Report every line in the listing below where the string "filter" shows up.

═════ Entries supplied

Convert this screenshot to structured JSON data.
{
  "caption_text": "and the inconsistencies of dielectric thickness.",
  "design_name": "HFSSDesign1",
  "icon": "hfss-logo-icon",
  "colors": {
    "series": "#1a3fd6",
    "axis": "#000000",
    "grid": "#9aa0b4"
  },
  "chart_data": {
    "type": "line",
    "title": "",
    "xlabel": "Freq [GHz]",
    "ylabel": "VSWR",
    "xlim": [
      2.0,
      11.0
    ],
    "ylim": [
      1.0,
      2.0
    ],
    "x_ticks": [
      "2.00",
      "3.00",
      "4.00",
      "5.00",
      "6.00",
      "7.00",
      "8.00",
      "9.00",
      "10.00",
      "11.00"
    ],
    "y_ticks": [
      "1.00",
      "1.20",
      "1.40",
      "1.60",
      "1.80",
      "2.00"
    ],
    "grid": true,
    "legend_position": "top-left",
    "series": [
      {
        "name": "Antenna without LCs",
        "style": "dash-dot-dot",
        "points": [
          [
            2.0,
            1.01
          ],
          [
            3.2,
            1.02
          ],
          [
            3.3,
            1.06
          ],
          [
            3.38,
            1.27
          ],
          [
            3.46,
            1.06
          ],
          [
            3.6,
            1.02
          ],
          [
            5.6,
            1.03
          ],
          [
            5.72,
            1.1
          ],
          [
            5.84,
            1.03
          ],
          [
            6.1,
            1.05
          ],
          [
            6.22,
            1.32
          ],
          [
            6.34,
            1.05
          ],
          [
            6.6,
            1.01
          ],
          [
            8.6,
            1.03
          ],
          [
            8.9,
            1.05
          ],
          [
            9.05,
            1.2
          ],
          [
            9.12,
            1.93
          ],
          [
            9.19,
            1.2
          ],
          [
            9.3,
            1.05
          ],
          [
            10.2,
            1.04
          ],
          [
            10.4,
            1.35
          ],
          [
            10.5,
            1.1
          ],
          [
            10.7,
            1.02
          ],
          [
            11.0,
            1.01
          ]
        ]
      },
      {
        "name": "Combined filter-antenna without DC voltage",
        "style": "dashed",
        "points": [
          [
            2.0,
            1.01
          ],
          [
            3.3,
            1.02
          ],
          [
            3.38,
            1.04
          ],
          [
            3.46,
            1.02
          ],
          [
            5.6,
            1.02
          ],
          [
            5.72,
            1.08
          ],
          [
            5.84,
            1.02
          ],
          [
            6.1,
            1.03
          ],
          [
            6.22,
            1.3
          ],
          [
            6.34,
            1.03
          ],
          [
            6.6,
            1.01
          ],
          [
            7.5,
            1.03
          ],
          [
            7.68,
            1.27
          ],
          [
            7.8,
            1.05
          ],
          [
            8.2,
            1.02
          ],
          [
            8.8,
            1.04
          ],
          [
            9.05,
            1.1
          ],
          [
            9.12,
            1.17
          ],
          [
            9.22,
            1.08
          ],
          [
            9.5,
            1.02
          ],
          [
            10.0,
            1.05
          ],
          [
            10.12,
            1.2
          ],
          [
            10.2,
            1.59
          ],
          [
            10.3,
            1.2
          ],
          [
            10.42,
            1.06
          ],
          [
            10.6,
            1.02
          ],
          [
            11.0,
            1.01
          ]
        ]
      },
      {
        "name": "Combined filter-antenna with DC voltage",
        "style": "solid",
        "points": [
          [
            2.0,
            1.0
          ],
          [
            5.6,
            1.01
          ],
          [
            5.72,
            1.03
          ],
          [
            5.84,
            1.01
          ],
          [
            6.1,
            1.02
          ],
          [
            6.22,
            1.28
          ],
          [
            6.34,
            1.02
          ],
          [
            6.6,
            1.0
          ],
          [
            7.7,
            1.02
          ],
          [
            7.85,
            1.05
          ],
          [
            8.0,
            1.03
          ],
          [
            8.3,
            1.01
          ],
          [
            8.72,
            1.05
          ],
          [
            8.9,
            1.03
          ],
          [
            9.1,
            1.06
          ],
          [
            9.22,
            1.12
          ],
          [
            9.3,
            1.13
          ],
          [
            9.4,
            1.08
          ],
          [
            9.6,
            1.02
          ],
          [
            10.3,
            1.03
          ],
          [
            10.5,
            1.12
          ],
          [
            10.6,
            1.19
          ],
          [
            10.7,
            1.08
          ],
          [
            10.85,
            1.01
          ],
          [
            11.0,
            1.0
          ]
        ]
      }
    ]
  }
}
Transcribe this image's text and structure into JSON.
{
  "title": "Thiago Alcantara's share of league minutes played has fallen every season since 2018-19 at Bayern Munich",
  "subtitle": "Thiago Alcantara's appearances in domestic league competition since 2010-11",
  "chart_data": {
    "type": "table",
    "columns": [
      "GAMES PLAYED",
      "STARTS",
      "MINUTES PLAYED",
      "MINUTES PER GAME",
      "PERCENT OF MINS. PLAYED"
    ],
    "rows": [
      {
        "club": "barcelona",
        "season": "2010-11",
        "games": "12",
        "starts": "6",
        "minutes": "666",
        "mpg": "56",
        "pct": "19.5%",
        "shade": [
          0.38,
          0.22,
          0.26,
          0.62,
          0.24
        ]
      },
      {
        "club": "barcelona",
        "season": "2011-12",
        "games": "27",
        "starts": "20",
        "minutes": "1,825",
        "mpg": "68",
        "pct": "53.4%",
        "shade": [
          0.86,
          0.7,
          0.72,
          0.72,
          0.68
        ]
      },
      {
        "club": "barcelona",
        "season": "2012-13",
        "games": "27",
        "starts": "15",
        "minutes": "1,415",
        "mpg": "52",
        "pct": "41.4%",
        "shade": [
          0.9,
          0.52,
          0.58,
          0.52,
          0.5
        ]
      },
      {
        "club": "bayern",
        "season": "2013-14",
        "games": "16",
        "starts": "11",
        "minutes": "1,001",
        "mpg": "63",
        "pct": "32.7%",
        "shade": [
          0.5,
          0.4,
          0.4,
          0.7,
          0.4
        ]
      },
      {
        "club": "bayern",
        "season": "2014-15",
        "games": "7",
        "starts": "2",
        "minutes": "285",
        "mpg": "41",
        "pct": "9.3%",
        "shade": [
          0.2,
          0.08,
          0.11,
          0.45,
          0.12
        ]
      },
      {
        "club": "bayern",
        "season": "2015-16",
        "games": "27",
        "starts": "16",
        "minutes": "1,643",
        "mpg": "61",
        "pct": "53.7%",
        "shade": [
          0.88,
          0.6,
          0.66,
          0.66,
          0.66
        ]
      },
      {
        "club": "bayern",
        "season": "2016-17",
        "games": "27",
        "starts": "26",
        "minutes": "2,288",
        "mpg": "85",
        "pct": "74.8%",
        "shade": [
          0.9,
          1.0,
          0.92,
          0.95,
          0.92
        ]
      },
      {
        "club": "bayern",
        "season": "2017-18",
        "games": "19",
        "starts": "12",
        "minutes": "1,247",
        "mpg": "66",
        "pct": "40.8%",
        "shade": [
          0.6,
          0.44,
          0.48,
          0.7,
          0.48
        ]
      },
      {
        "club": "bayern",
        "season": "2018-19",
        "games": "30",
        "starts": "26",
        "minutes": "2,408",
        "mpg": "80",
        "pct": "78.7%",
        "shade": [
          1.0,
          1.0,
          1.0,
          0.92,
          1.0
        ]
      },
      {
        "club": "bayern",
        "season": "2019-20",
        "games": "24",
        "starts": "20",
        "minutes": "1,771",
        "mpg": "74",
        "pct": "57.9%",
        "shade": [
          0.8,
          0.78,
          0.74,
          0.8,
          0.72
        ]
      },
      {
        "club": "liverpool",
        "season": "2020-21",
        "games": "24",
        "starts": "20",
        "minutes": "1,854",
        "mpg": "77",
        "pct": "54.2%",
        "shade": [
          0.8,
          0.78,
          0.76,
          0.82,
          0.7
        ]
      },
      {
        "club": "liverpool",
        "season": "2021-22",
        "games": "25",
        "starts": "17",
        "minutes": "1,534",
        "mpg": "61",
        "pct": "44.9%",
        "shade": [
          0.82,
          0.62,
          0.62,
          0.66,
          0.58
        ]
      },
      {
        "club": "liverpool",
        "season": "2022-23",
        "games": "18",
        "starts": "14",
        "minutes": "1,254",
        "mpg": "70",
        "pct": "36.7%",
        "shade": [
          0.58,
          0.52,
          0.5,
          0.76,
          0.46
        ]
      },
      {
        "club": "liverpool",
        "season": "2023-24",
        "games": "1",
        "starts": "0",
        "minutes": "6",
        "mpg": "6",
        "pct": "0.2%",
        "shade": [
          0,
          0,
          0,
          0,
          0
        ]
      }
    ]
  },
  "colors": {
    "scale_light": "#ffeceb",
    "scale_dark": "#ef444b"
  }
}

══════════

- Finished exercise:
        "name": "Combined filter-antenna without DC voltage",
        "name": "Combined filter-antenna with DC voltage",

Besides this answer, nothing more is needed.